## BEGIN

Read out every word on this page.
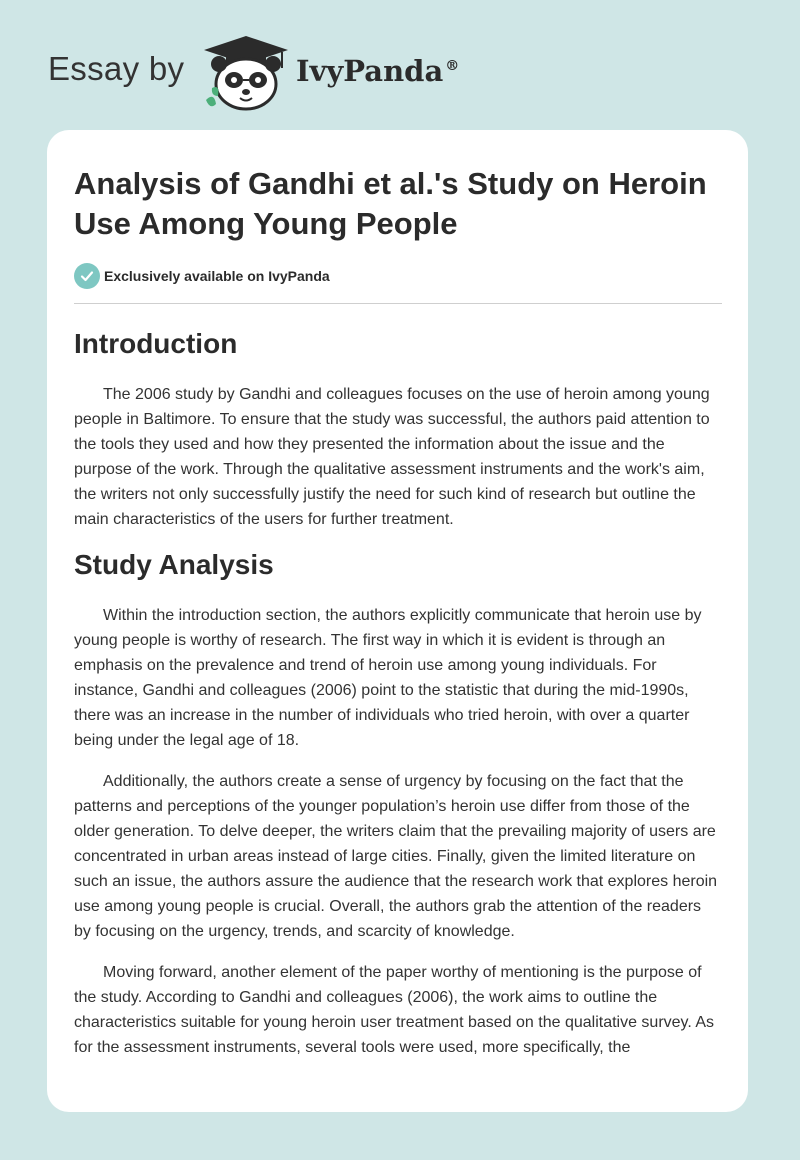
Essay by	IvyPanda ®
Analysis of Gandhi et al.'s Study on Heroin Use Among Young People
Exclusively available on IvyPanda
Introduction

The 2006 study by Gandhi and colleagues focuses on the use of heroin among young people in Baltimore. To ensure that the study was successful, the authors paid attention to the tools they used and how they presented the information about the issue and the purpose of the work. Through the qualitative assessment instruments and the work's aim, the writers not only successfully justify the need for such kind of research but outline the main characteristics of the users for further treatment.

Study Analysis

Within the introduction section, the authors explicitly communicate that heroin use by young people is worthy of research. The first way in which it is evident is through an emphasis on the prevalence and trend of heroin use among young individuals. For instance, Gandhi and colleagues (2006) point to the statistic that during the mid-1990s, there was an increase in the number of individuals who tried heroin, with over a quarter being under the legal age of 18.

Additionally, the authors create a sense of urgency by focusing on the fact that the patterns and perceptions of the younger population’s heroin use differ from those of the older generation. To delve deeper, the writers claim that the prevailing majority of users are concentrated in urban areas instead of large cities. Finally, given the limited literature on such an issue, the authors assure the audience that the research work that explores heroin use among young people is crucial. Overall, the authors grab the attention of the readers by focusing on the urgency, trends, and scarcity of knowledge.

Moving forward, another element of the paper worthy of mentioning is the purpose of the study. According to Gandhi and colleagues (2006), the work aims to outline the characteristics suitable for young heroin user treatment based on the qualitative survey. As for the assessment instruments, several tools were used, more specifically, the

## END

◆ DO THIS
Only the count is needed: the number of lines in the data that include the word "Analysis".

◆ EXERCISE ANSWER
2